:: Set problem ::
Can you quote the records below in full, word for word?

:: Data records ::

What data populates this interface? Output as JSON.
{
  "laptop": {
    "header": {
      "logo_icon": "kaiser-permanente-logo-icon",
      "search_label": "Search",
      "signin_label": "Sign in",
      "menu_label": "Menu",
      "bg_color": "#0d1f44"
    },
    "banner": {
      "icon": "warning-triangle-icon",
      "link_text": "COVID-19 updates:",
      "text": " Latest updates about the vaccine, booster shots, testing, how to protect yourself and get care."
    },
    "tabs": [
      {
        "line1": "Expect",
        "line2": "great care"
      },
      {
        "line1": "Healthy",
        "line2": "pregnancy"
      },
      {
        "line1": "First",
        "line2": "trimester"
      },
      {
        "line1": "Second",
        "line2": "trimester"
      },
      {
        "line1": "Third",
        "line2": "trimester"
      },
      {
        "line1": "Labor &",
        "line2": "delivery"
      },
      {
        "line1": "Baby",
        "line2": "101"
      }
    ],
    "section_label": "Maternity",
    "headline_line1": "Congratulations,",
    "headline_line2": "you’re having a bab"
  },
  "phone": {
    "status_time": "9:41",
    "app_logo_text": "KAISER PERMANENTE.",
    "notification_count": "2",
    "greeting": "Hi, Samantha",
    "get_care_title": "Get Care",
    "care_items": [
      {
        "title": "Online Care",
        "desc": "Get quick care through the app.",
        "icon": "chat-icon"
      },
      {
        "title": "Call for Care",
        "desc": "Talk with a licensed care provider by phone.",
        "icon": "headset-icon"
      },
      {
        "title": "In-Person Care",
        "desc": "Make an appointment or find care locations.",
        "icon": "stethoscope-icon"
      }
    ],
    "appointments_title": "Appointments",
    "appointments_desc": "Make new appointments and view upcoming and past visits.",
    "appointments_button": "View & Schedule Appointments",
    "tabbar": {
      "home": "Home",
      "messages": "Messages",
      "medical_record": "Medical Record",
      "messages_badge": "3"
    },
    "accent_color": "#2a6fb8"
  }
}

:: Full output ::
What data populates this interface? Output as JSON.
{
  "laptop": {
    "header": {
      "logo_icon": "kaiser-permanente-logo-icon",
      "search_label": "Search",
      "signin_label": "Sign in",
      "menu_label": "Menu",
      "bg_color": "#0d1f44"
    },
    "banner": {
      "icon": "warning-triangle-icon",
      "link_text": "COVID-19 updates:",
      "text": " Latest updates about the vaccine, booster shots, testing, how to protect yourself and get care."
    },
    "tabs": [
      {
        "line1": "Expect",
        "line2": "great care"
      },
      {
        "line1": "Healthy",
        "line2": "pregnancy"
      },
      {
        "line1": "First",
        "line2": "trimester"
      },
      {
        "line1": "Second",
        "line2": "trimester"
      },
      {
        "line1": "Third",
        "line2": "trimester"
      },
      {
        "line1": "Labor &",
        "line2": "delivery"
      },
      {
        "line1": "Baby",
        "line2": "101"
      }
    ],
    "section_label": "Maternity",
    "headline_line1": "Congratulations,",
    "headline_line2": "you’re having a bab"
  },
  "phone": {
    "status_time": "9:41",
    "app_logo_text": "KAISER PERMANENTE.",
    "notification_count": "2",
    "greeting": "Hi, Samantha",
    "get_care_title": "Get Care",
    "care_items": [
      {
        "title": "Online Care",
        "desc": "Get quick care through the app.",
        "icon": "chat-icon"
      },
      {
        "title": "Call for Care",
        "desc": "Talk with a licensed care provider by phone.",
        "icon": "headset-icon"
      },
      {
        "title": "In-Person Care",
        "desc": "Make an appointment or find care locations.",
        "icon": "stethoscope-icon"
      }
    ],
    "appointments_title": "Appointments",
    "appointments_desc": "Make new appointments and view upcoming and past visits.",
    "appointments_button": "View & Schedule Appointments",
    "tabbar": {
      "home": "Home",
      "messages": "Messages",
      "medical_record": "Medical Record",
      "messages_badge": "3"
    },
    "accent_color": "#2a6fb8"
  }
}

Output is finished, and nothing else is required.